---------- Supplied information ----------
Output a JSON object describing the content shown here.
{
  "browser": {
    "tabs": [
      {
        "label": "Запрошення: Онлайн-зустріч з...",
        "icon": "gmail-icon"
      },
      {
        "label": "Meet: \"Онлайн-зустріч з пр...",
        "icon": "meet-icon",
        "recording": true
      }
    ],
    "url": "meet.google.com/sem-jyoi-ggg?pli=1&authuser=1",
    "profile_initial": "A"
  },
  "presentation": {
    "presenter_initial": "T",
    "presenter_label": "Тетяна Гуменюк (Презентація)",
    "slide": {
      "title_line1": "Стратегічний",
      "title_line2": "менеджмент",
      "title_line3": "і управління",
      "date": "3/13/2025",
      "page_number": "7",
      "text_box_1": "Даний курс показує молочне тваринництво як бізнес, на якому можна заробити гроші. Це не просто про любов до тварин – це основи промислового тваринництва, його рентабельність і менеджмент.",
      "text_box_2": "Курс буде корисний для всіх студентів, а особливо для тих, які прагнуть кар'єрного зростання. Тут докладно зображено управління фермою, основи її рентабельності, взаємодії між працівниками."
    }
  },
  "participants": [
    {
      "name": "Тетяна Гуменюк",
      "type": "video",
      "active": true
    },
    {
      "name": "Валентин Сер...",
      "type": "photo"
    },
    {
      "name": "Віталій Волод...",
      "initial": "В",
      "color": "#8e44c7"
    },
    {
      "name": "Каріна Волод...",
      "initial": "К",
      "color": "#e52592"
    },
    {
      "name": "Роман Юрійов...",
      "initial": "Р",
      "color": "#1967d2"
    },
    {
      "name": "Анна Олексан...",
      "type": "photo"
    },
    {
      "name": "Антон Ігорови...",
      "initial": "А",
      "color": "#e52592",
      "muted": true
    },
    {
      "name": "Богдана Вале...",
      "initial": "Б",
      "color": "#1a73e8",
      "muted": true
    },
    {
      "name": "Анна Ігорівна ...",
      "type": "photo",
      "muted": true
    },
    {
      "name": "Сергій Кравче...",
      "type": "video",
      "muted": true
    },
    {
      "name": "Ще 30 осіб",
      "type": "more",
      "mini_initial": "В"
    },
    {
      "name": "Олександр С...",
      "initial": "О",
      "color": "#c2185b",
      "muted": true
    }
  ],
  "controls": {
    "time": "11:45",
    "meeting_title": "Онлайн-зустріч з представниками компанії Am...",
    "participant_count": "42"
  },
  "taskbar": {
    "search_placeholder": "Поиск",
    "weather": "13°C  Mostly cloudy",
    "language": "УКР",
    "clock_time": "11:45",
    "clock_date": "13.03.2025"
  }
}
----------
• Exercise goal
Count up the lines in the listing that hold the word "зустріч", and give that number only.

• Task result
3